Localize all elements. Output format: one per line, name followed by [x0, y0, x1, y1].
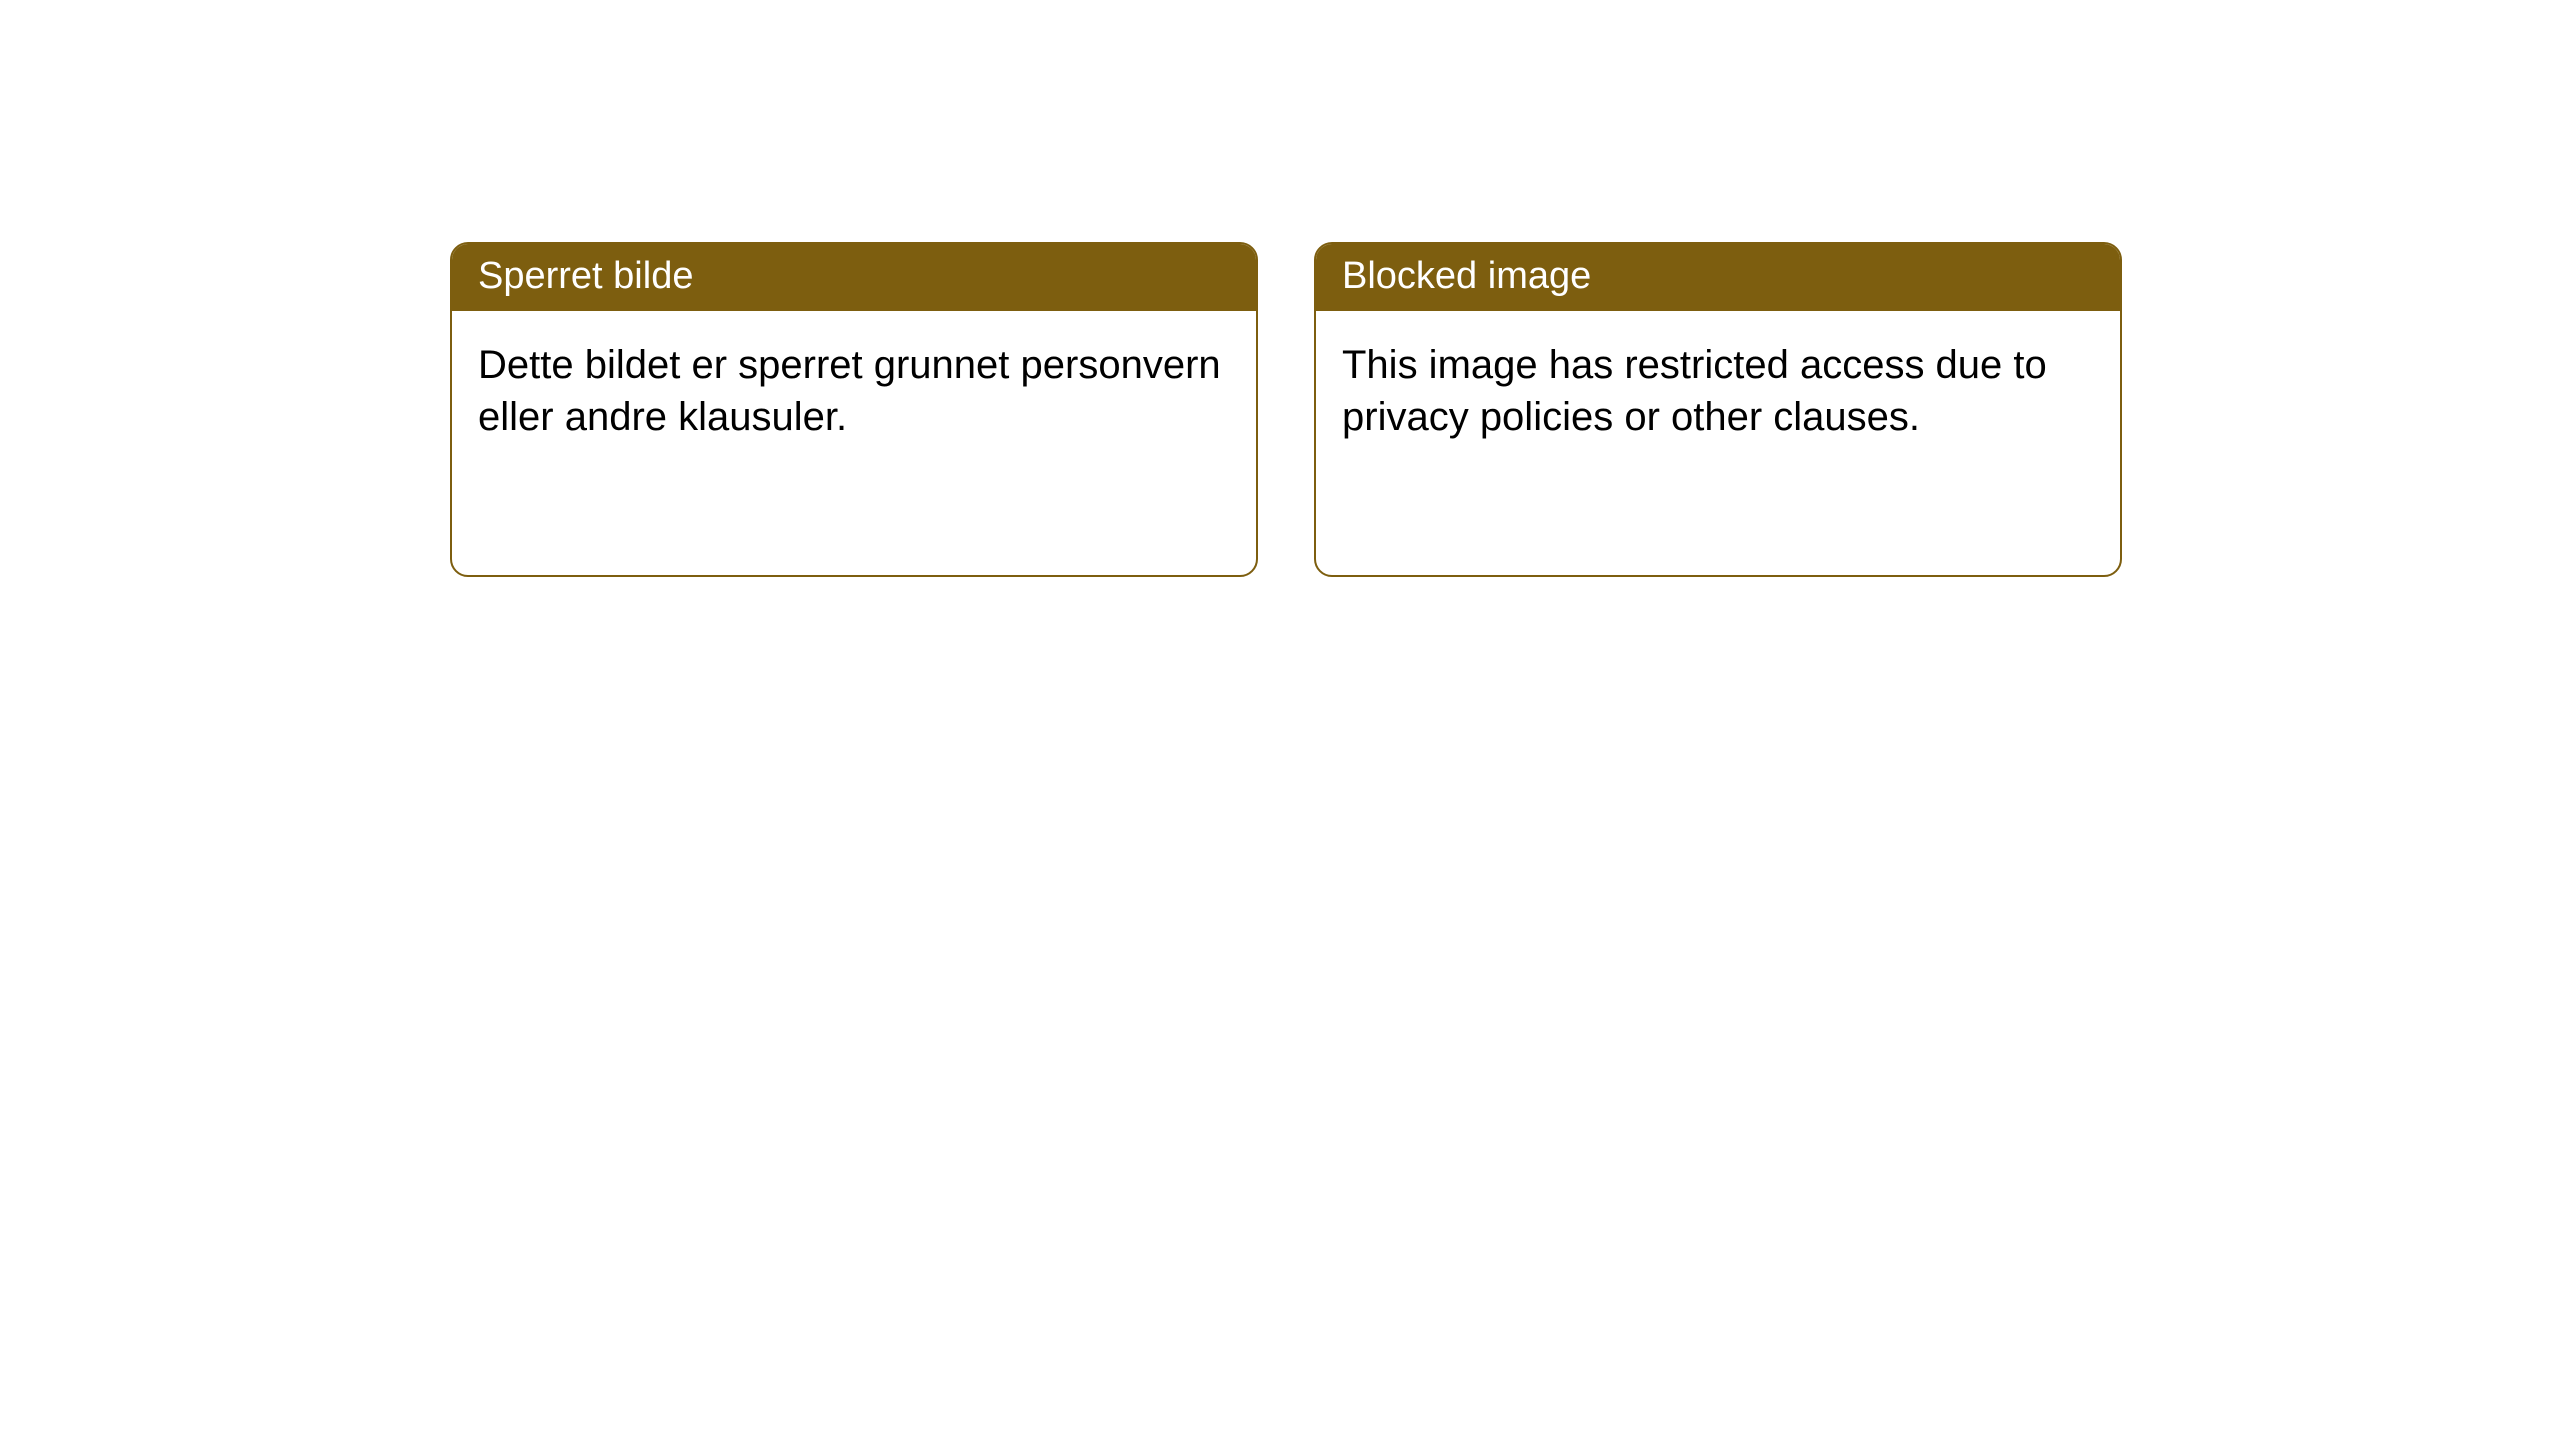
notice-box-english: Blocked image This image has restricted … — [1314, 242, 2122, 577]
notice-header-english: Blocked image — [1316, 244, 2120, 311]
notice-body-english: This image has restricted access due to … — [1316, 311, 2120, 471]
notice-box-norwegian: Sperret bilde Dette bildet er sperret gr… — [450, 242, 1258, 577]
notice-container: Sperret bilde Dette bildet er sperret gr… — [0, 0, 2560, 577]
notice-body-norwegian: Dette bildet er sperret grunnet personve… — [452, 311, 1256, 471]
notice-header-norwegian: Sperret bilde — [452, 244, 1256, 311]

= = =

Reproduce the records above line for line, with no changes, and leave the pictures out.

[RIGHT ANSWER]
Localize all elements. Output format: one per line, name followed by [x0, y0, x1, y1].
notice-box-english: Blocked image This image has restricted … — [1314, 242, 2122, 577]
notice-header-english: Blocked image — [1316, 244, 2120, 311]
notice-body-english: This image has restricted access due to … — [1316, 311, 2120, 471]
notice-box-norwegian: Sperret bilde Dette bildet er sperret gr… — [450, 242, 1258, 577]
notice-container: Sperret bilde Dette bildet er sperret gr… — [0, 0, 2560, 577]
notice-body-norwegian: Dette bildet er sperret grunnet personve… — [452, 311, 1256, 471]
notice-header-norwegian: Sperret bilde — [452, 244, 1256, 311]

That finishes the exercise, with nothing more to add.